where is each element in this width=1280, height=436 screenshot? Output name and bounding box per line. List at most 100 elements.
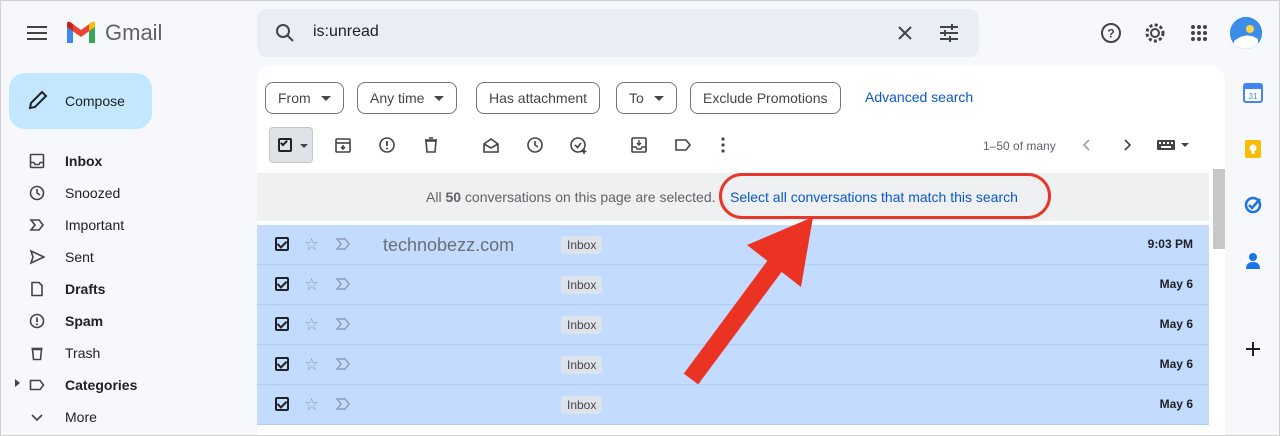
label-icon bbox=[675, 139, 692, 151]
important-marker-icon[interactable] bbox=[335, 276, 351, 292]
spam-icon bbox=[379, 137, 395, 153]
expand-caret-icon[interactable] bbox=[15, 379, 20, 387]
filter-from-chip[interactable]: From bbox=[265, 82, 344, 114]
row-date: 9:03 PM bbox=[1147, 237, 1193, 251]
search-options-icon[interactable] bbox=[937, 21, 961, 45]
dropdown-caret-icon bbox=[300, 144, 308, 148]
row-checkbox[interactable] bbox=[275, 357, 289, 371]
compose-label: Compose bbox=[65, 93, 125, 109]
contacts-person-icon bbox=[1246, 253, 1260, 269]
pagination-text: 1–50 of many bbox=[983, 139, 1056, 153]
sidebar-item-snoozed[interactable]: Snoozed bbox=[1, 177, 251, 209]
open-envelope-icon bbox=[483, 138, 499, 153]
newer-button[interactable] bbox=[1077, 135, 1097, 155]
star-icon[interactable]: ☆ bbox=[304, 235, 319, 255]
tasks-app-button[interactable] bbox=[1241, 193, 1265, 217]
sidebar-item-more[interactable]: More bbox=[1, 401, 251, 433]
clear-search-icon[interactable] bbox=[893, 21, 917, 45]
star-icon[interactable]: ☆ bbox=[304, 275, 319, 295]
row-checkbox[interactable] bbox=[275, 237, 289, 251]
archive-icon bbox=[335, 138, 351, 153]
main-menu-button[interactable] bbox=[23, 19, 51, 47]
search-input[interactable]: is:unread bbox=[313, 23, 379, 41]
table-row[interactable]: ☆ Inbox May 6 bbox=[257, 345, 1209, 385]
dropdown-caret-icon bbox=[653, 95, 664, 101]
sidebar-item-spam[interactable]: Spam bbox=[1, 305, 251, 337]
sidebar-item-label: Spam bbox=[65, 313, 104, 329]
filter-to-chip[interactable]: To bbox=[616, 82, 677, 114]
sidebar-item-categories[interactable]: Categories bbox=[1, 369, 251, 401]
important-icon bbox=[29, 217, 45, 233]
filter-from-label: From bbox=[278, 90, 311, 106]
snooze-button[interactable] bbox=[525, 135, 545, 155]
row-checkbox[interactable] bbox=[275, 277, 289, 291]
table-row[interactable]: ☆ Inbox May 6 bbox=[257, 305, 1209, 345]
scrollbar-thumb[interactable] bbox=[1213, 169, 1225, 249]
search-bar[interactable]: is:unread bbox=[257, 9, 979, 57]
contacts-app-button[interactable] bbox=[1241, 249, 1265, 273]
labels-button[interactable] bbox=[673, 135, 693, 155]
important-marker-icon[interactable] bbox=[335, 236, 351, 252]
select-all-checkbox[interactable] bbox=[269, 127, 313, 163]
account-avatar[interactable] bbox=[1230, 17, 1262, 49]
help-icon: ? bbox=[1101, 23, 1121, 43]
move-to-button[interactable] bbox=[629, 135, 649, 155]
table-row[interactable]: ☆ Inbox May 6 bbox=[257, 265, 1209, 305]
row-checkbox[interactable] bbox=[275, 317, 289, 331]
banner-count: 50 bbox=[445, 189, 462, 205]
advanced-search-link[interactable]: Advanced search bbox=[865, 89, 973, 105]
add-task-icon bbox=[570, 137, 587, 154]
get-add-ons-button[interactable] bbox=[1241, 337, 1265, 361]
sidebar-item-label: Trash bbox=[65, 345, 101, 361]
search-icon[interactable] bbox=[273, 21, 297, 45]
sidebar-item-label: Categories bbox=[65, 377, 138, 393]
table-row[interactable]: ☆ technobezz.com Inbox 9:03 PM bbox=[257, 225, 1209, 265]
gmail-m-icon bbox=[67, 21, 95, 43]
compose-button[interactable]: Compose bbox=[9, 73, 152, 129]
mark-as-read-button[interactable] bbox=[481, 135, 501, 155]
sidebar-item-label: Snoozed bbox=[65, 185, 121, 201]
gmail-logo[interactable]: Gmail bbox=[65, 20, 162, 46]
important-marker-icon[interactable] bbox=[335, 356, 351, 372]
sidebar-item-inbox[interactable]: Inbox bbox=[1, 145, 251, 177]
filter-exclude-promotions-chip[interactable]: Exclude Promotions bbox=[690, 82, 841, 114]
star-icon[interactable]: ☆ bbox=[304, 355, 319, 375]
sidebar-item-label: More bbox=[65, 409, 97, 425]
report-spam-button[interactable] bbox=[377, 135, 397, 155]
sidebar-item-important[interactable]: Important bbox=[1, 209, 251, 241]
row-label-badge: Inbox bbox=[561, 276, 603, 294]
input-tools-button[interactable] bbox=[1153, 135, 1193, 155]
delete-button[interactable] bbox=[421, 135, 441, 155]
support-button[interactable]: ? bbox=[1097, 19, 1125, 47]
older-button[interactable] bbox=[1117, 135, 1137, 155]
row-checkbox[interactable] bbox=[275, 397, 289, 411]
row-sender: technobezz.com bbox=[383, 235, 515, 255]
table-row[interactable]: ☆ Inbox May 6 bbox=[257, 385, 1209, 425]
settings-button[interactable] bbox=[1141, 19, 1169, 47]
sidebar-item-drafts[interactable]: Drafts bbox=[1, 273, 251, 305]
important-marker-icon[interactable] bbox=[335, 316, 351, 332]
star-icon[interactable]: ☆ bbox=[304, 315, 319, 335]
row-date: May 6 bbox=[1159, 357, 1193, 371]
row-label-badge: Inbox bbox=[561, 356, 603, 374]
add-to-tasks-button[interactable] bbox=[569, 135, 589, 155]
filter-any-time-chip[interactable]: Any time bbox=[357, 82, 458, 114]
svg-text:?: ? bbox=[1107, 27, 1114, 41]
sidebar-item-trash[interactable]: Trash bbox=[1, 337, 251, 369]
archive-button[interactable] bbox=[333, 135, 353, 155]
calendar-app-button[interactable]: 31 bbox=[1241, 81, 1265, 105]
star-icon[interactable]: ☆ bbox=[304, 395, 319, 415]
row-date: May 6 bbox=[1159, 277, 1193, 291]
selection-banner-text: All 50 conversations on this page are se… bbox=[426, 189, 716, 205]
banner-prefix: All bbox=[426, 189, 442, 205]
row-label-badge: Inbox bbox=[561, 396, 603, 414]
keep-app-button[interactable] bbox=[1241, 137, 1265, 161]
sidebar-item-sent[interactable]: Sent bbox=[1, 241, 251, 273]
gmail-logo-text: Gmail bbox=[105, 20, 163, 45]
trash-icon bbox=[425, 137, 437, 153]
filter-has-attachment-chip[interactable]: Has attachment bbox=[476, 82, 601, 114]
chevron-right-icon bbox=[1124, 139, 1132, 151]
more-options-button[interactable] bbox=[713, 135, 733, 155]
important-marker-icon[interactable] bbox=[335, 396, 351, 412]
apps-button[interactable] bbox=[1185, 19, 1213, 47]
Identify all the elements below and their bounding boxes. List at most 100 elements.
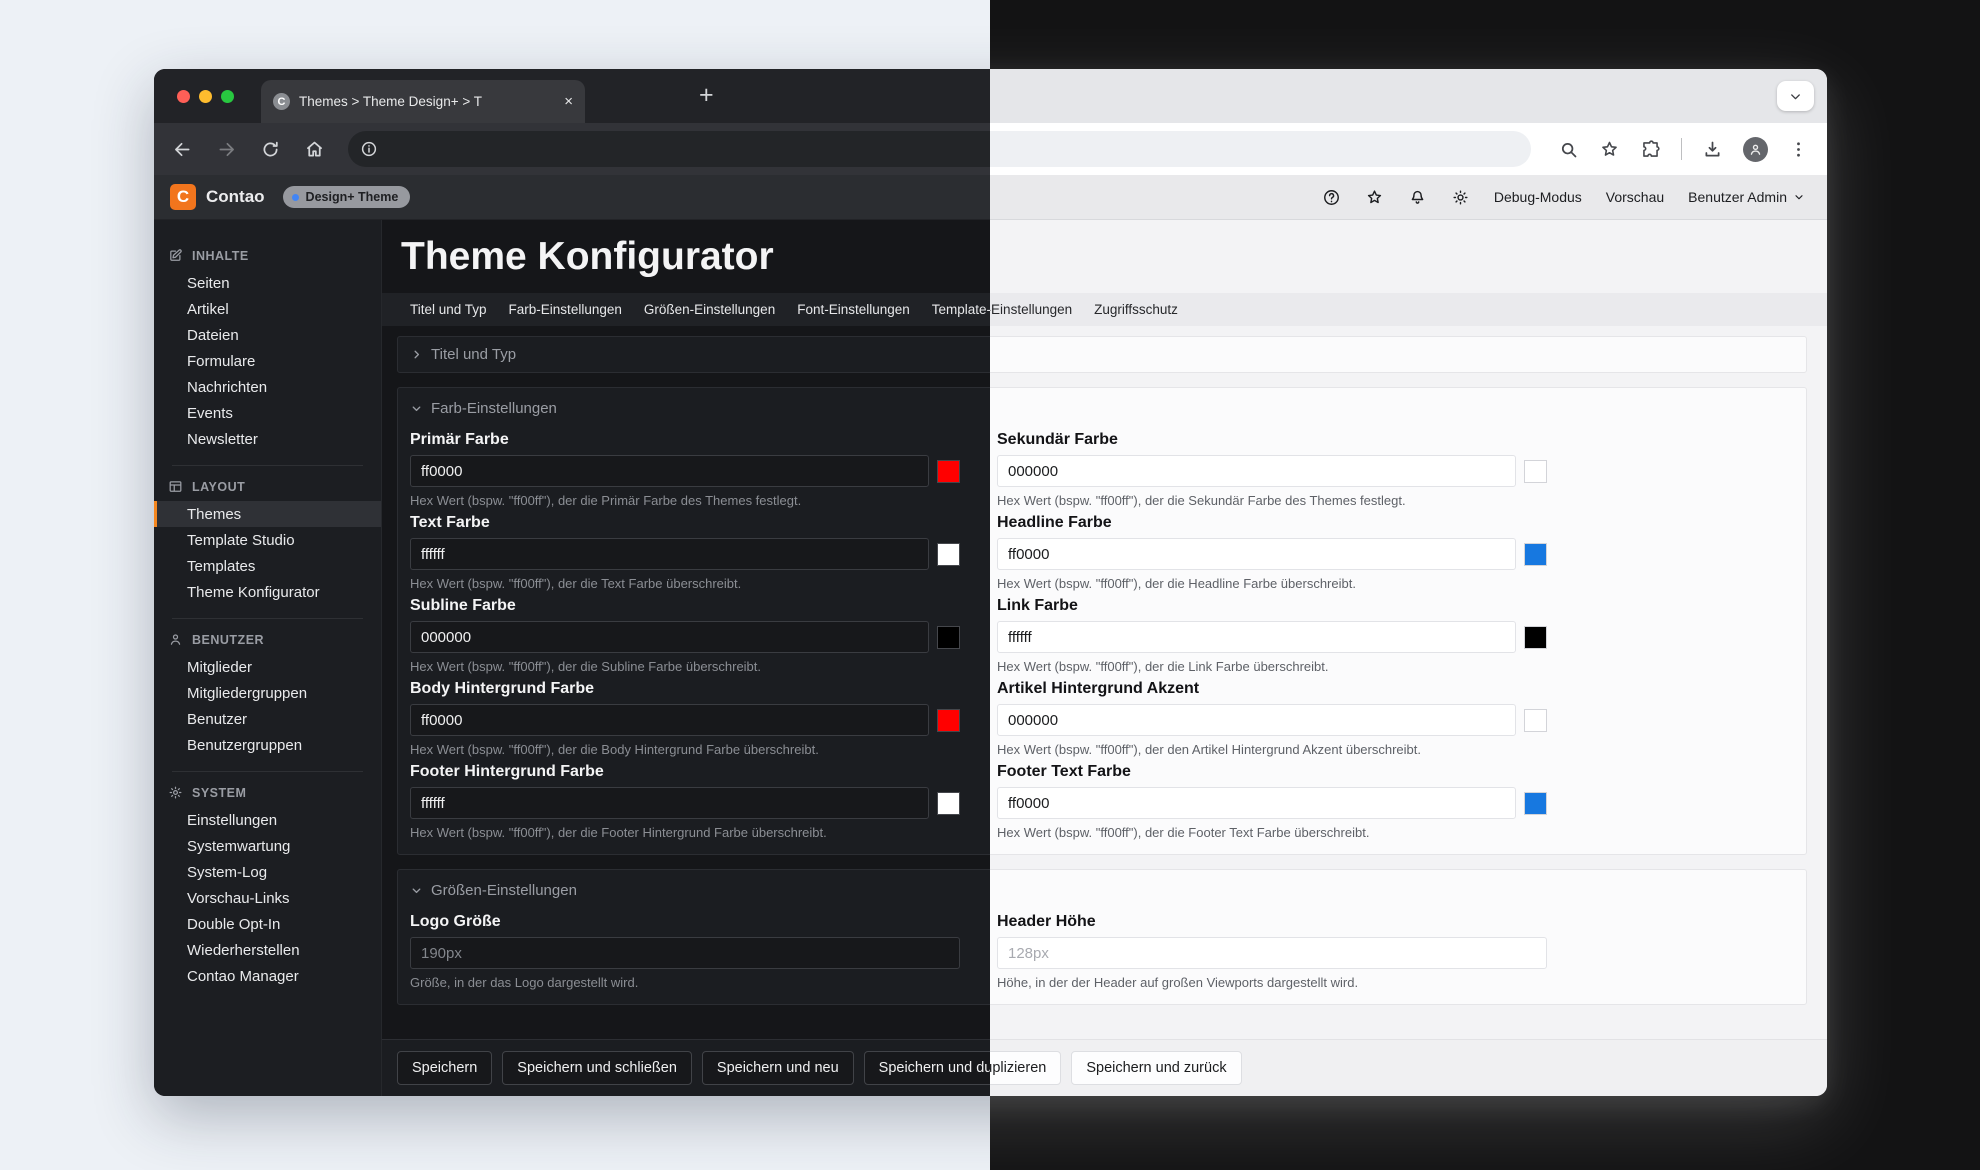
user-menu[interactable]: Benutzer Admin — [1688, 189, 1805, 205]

* * * *

• **What to do**:
Recast all the items above as a JSON list of strings, one string for each line, with blank lines left out. Leave the pictures out of the answer.

• **Result of this task**:
[
  "where is each element in this width=1280, height=436 screenshot? Output name and bounding box per line. List at most 100 elements.",
  "label-icon bbox=[675, 139, 692, 151]",
  "important-marker-icon[interactable] bbox=[335, 276, 351, 292]",
  "spam-icon bbox=[379, 137, 395, 153]",
  "expand-caret-icon[interactable] bbox=[15, 379, 20, 387]",
  "filter-from-chip[interactable]: From bbox=[265, 82, 344, 114]",
  "row-date: 9:03 PM bbox=[1147, 237, 1193, 251]",
  "search-options-icon[interactable] bbox=[937, 21, 961, 45]",
  "dropdown-caret-icon bbox=[300, 144, 308, 148]",
  "row-checkbox[interactable] bbox=[275, 357, 289, 371]",
  "compose-label: Compose bbox=[65, 93, 125, 109]",
  "contacts-person-icon bbox=[1246, 253, 1260, 269]",
  "pagination-text: 1–50 of many bbox=[983, 139, 1056, 153]",
  "sidebar-item-snoozed[interactable]: Snoozed bbox=[1, 177, 251, 209]",
  "open-envelope-icon bbox=[483, 138, 499, 153]",
  "newer-button[interactable] bbox=[1077, 135, 1097, 155]",
  "star-icon[interactable]: ☆ bbox=[304, 235, 319, 255]",
  "tasks-app-button[interactable] bbox=[1241, 193, 1265, 217]",
  "sidebar-item-more[interactable]: More bbox=[1, 401, 251, 433]",
  "clear-search-icon[interactable] bbox=[893, 21, 917, 45]",
  "star-icon[interactable]: ☆ bbox=[304, 275, 319, 295]",
  "row-checkbox[interactable] bbox=[275, 237, 289, 251]",
  "archive-icon bbox=[335, 138, 351, 153]",
  "main-menu-button[interactable] bbox=[23, 19, 51, 47]",
  "search-input[interactable]: is:unread bbox=[313, 23, 379, 41]",
  "table-row[interactable]: ☆ Inbox May 6 bbox=[257, 345, 1209, 385]",
  "dropdown-caret-icon bbox=[653, 95, 664, 101]",
  "sidebar-item-spam[interactable]: Spam bbox=[1, 305, 251, 337]",
  "sidebar-item-label: Spam bbox=[65, 313, 104, 329]",
  "filter-to-chip[interactable]: To bbox=[616, 82, 677, 114]",
  "sidebar-item-categories[interactable]: Categories bbox=[1, 369, 251, 401]",
  "important-icon bbox=[29, 217, 45, 233]",
  "filter-from-label: From bbox=[278, 90, 311, 106]",
  "snooze-button[interactable] bbox=[525, 135, 545, 155]",
  "row-checkbox[interactable] bbox=[275, 277, 289, 291]",
  "table-row[interactable]: ☆ Inbox May 6 bbox=[257, 305, 1209, 345]",
  "scrollbar-thumb[interactable] bbox=[1213, 169, 1225, 249]",
  "search-bar[interactable]: is:unread bbox=[257, 9, 979, 57]",
  "contacts-app-button[interactable] bbox=[1241, 249, 1265, 273]",
  "labels-button[interactable] bbox=[673, 135, 693, 155]",
  "important-marker-icon[interactable] bbox=[335, 236, 351, 252]",
  "select-all-checkbox[interactable] bbox=[269, 127, 313, 163]",
  "account-avatar[interactable] bbox=[1230, 17, 1262, 49]",
  "help-icon: ? bbox=[1101, 23, 1121, 43]",
  "move-to-button[interactable] bbox=[629, 135, 649, 155]",
  "table-row[interactable]: ☆ Inbox May 6 bbox=[257, 265, 1209, 305]",
  "row-checkbox[interactable] bbox=[275, 317, 289, 331]",
  "banner-count: 50 bbox=[445, 189, 462, 205]",
  "advanced-search-link[interactable]: Advanced search bbox=[865, 89, 973, 105]",
  "add-task-icon bbox=[570, 137, 587, 154]",
  "get-add-ons-button[interactable] bbox=[1241, 337, 1265, 361]",
  "sidebar-item-label: Trash bbox=[65, 345, 101, 361]",
  "search-icon[interactable] bbox=[273, 21, 297, 45]",
  "sidebar-item-label: Categories bbox=[65, 377, 138, 393]",
  "table-row[interactable]: ☆ technobezz.com Inbox 9:03 PM bbox=[257, 225, 1209, 265]",
  "gmail-m-icon bbox=[67, 21, 95, 43]",
  "compose-button[interactable]: Compose bbox=[9, 73, 152, 129]",
  "mark-as-read-button[interactable] bbox=[481, 135, 501, 155]",
  "sidebar-item-label: Snoozed bbox=[65, 185, 121, 201]",
  "gmail-logo[interactable]: Gmail bbox=[65, 20, 162, 46]",
  "important-marker-icon[interactable] bbox=[335, 356, 351, 372]",
  "sidebar-item-inbox[interactable]: Inbox bbox=[1, 145, 251, 177]",
  "filter-exclude-promotions-chip[interactable]: Exclude Promotions bbox=[690, 82, 841, 114]",
  "star-icon[interactable]: ☆ bbox=[304, 355, 319, 375]",
  "sidebar-item-label: More bbox=[65, 409, 97, 425]",
  "report-spam-button[interactable] bbox=[377, 135, 397, 155]",
  "sidebar-item-important[interactable]: Important bbox=[1, 209, 251, 241]",
  "row-label-badge: Inbox bbox=[561, 276, 603, 294]",
  "input-tools-button[interactable] bbox=[1153, 135, 1193, 155]",
  "delete-button[interactable] bbox=[421, 135, 441, 155]",
  "support-button[interactable]: ? bbox=[1097, 19, 1125, 47]",
  "older-button[interactable] bbox=[1117, 135, 1137, 155]",
  "row-checkbox[interactable] bbox=[275, 397, 289, 411]",
  "row-sender: technobezz.com bbox=[383, 235, 515, 255]",
  "table-row[interactable]: ☆ Inbox May 6 bbox=[257, 385, 1209, 425]",
  "settings-button[interactable] bbox=[1141, 19, 1169, 47]",
  "sidebar-item-drafts[interactable]: Drafts bbox=[1, 273, 251, 305]",
  "important-marker-icon[interactable] bbox=[335, 316, 351, 332]",
  "star-icon[interactable]: ☆ bbox=[304, 315, 319, 335]",
  "row-date: May 6 bbox=[1159, 357, 1193, 371]",
  "row-label-badge: Inbox bbox=[561, 356, 603, 374]",
  "add-to-tasks-button[interactable] bbox=[569, 135, 589, 155]",
  "filter-any-time-chip[interactable]: Any time bbox=[357, 82, 458, 114]",
  "svg-text:?: ? bbox=[1107, 27, 1114, 41]",
  "sidebar-item-trash[interactable]: Trash bbox=[1, 337, 251, 369]",
  "archive-button[interactable] bbox=[333, 135, 353, 155]",
  "calendar-app-button[interactable]: 31 bbox=[1241, 81, 1265, 105]",
  "star-icon[interactable]: ☆ bbox=[304, 395, 319, 415]",
  "row-date: May 6 bbox=[1159, 277, 1193, 291]",
  "selection-banner-text: All 50 conversations on this page are se… bbox=[426, 189, 716, 205]",
  "banner-prefix: All bbox=[426, 189, 442, 205]",
  "row-label-badge: Inbox bbox=[561, 396, 603, 414]",
  "keep-app-button[interactable] bbox=[1241, 137, 1265, 161]",
  "sidebar-item-sent[interactable]: Sent bbox=[1, 241, 251, 273]",
  "gmail-logo-text: Gmail bbox=[105, 20, 163, 45]",
  "trash-icon bbox=[425, 137, 437, 153]",
  "filter-has-attachment-chip[interactable]: Has attachment bbox=[476, 82, 601, 114]",
  "chevron-right-icon bbox=[1124, 139, 1132, 151]",
  "more-options-button[interactable] bbox=[713, 135, 733, 155]",
  "important-marker-icon[interactable] bbox=[335, 396, 351, 412]",
  "apps-button[interactable] bbox=[1185, 19, 1213, 47]",
  "Identify all the elements below and their bounding boxes. List at most 100 elements.",
  "user-menu[interactable]: Benutzer Admin — [1688, 189, 1805, 205]"
]